-- start Input data --
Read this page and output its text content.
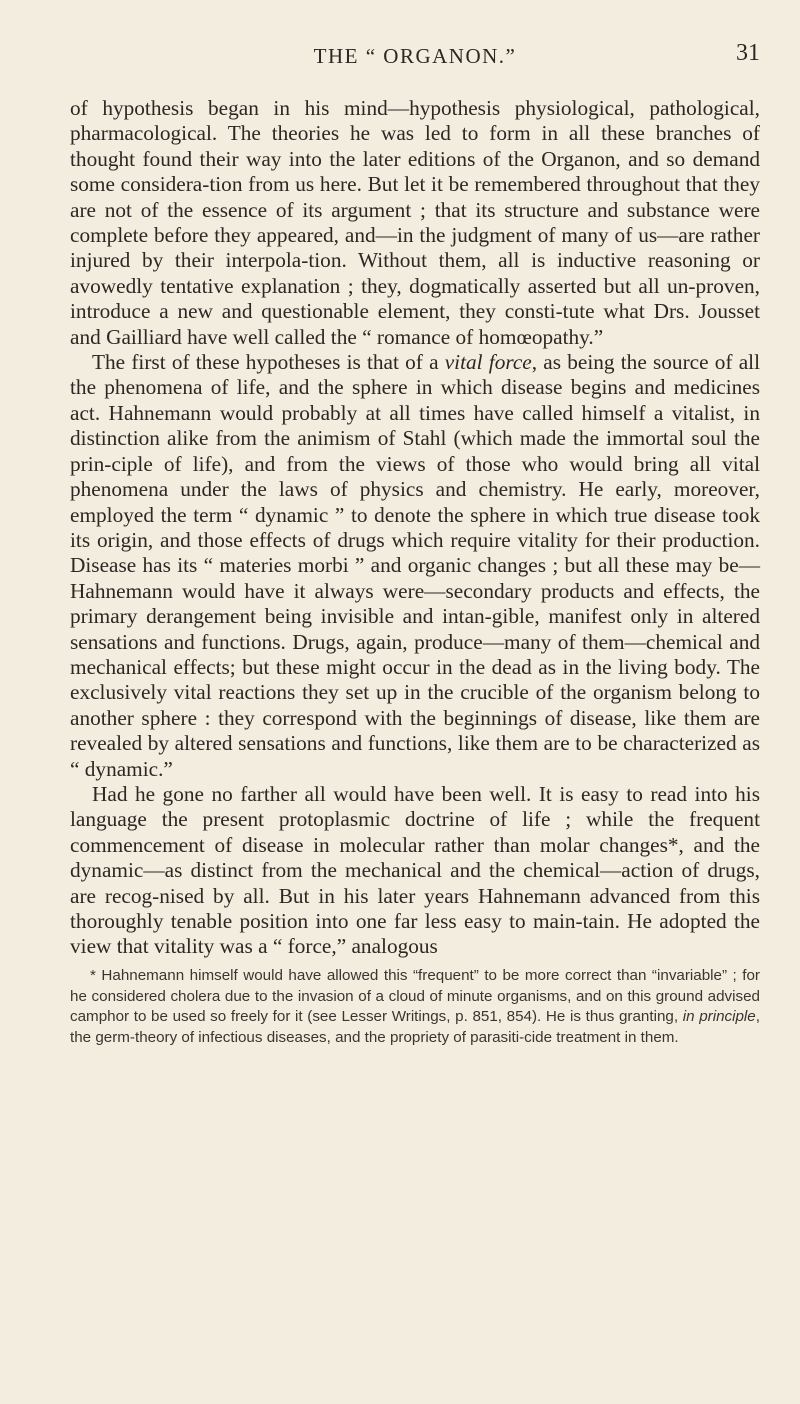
THE “ ORGANON.”	31

of hypothesis began in his mind—hypothesis physiological, pathological, pharmacological. The theories he was led to form in all these branches of thought found their way into the later editions of the Organon, and so demand some considera-tion from us here. But let it be remembered throughout that they are not of the essence of its argument ; that its structure and substance were complete before they appeared, and—in the judgment of many of us—are rather injured by their interpola-tion. Without them, all is inductive reasoning or avowedly tentative explanation ; they, dogmatically asserted but all un-proven, introduce a new and questionable element, they consti-tute what Drs. Jousset and Gailliard have well called the “ romance of homœopathy.”

The first of these hypotheses is that of a vital force, as being the source of all the phenomena of life, and the sphere in which disease begins and medicines act. Hahnemann would probably at all times have called himself a vitalist, in distinction alike from the animism of Stahl (which made the immortal soul the prin-ciple of life), and from the views of those who would bring all vital phenomena under the laws of physics and chemistry. He early, moreover, employed the term “ dynamic ” to denote the sphere in which true disease took its origin, and those effects of drugs which require vitality for their production. Disease has its “ materies morbi ” and organic changes ; but all these may be—Hahnemann would have it always were—secondary products and effects, the primary derangement being invisible and intan-gible, manifest only in altered sensations and functions. Drugs, again, produce—many of them—chemical and mechanical effects; but these might occur in the dead as in the living body. The exclusively vital reactions they set up in the crucible of the organism belong to another sphere : they correspond with the beginnings of disease, like them are revealed by altered sensations and functions, like them are to be characterized as “ dynamic.”

Had he gone no farther all would have been well. It is easy to read into his language the present protoplasmic doctrine of life ; while the frequent commencement of disease in molecular rather than molar changes*, and the dynamic—as distinct from the mechanical and the chemical—action of drugs, are recog-nised by all. But in his later years Hahnemann advanced from this thoroughly tenable position into one far less easy to main-tain. He adopted the view that vitality was a “ force,” analogous

* Hahnemann himself would have allowed this “frequent” to be more correct than “invariable” ; for he considered cholera due to the invasion of a cloud of minute organisms, and on this ground advised camphor to be used so freely for it (see Lesser Writings, p. 851, 854). He is thus granting, in principle, the germ-theory of infectious diseases, and the propriety of parasiti-cide treatment in them.
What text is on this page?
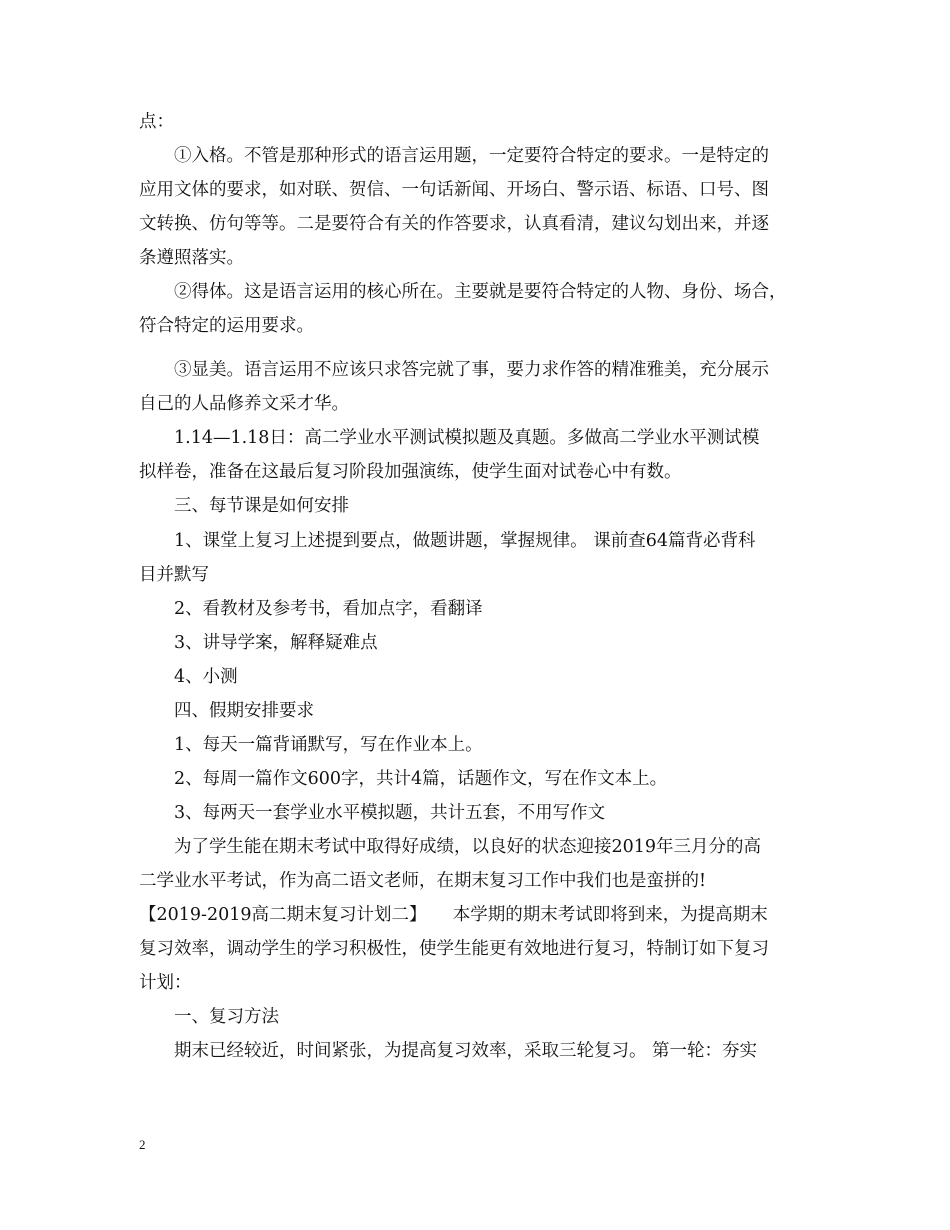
点：
①入格。不管是那种形式的语言运用题，一定要符合特定的要求。一是特定的
应用文体的要求，如对联、贺信、一句话新闻、开场白、警示语、标语、口号、图
文转换、仿句等等。二是要符合有关的作答要求，认真看清，建议勾划出来，并逐
条遵照落实。
②得体。这是语言运用的核心所在。主要就是要符合特定的人物、身份、场合，
符合特定的运用要求。
③显美。语言运用不应该只求答完就了事，要力求作答的精准雅美，充分展示
自己的人品修养文采才华。
1.14—1.18日：高二学业水平测试模拟题及真题。多做高二学业水平测试模
拟样卷，准备在这最后复习阶段加强演练，使学生面对试卷心中有数。
三、每节课是如何安排
1、课堂上复习上述提到要点，做题讲题，掌握规律。 课前查64篇背必背科
目并默写
2、看教材及参考书，看加点字，看翻译
3、讲导学案，解释疑难点
4、小测
四、假期安排要求
1、每天一篇背诵默写，写在作业本上。
2、每周一篇作文600字，共计4篇，话题作文，写在作文本上。
3、每两天一套学业水平模拟题，共计五套，不用写作文
为了学生能在期末考试中取得好成绩，以良好的状态迎接2019年三月分的高
二学业水平考试，作为高二语文老师，在期末复习工作中我们也是蛮拼的!
【2019-2019高二期末复习计划二】　　本学期的期末考试即将到来，为提高期末
复习效率，调动学生的学习积极性，使学生能更有效地进行复习，特制订如下复习
计划：
一、复习方法
期末已经较近，时间紧张，为提高复习效率，采取三轮复习。 第一轮：夯实
2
-- end Input data --
§ **What needs to be done**: Your task is to repeat exactly the lines from the one containing "What text is on this page?" through the end of the material, both included, and only those, without pictures.

§ **The answer**:
What text is on this page?
点：
①入格。不管是那种形式的语言运用题，一定要符合特定的要求。一是特定的
应用文体的要求，如对联、贺信、一句话新闻、开场白、警示语、标语、口号、图
文转换、仿句等等。二是要符合有关的作答要求，认真看清，建议勾划出来，并逐
条遵照落实。
②得体。这是语言运用的核心所在。主要就是要符合特定的人物、身份、场合，
符合特定的运用要求。
③显美。语言运用不应该只求答完就了事，要力求作答的精准雅美，充分展示
自己的人品修养文采才华。
1.14—1.18日：高二学业水平测试模拟题及真题。多做高二学业水平测试模
拟样卷，准备在这最后复习阶段加强演练，使学生面对试卷心中有数。
三、每节课是如何安排
1、课堂上复习上述提到要点，做题讲题，掌握规律。 课前查64篇背必背科
目并默写
2、看教材及参考书，看加点字，看翻译
3、讲导学案，解释疑难点
4、小测
四、假期安排要求
1、每天一篇背诵默写，写在作业本上。
2、每周一篇作文600字，共计4篇，话题作文，写在作文本上。
3、每两天一套学业水平模拟题，共计五套，不用写作文
为了学生能在期末考试中取得好成绩，以良好的状态迎接2019年三月分的高
二学业水平考试，作为高二语文老师，在期末复习工作中我们也是蛮拼的!
【2019-2019高二期末复习计划二】　　本学期的期末考试即将到来，为提高期末
复习效率，调动学生的学习积极性，使学生能更有效地进行复习，特制订如下复习
计划：
一、复习方法
期末已经较近，时间紧张，为提高复习效率，采取三轮复习。 第一轮：夯实
2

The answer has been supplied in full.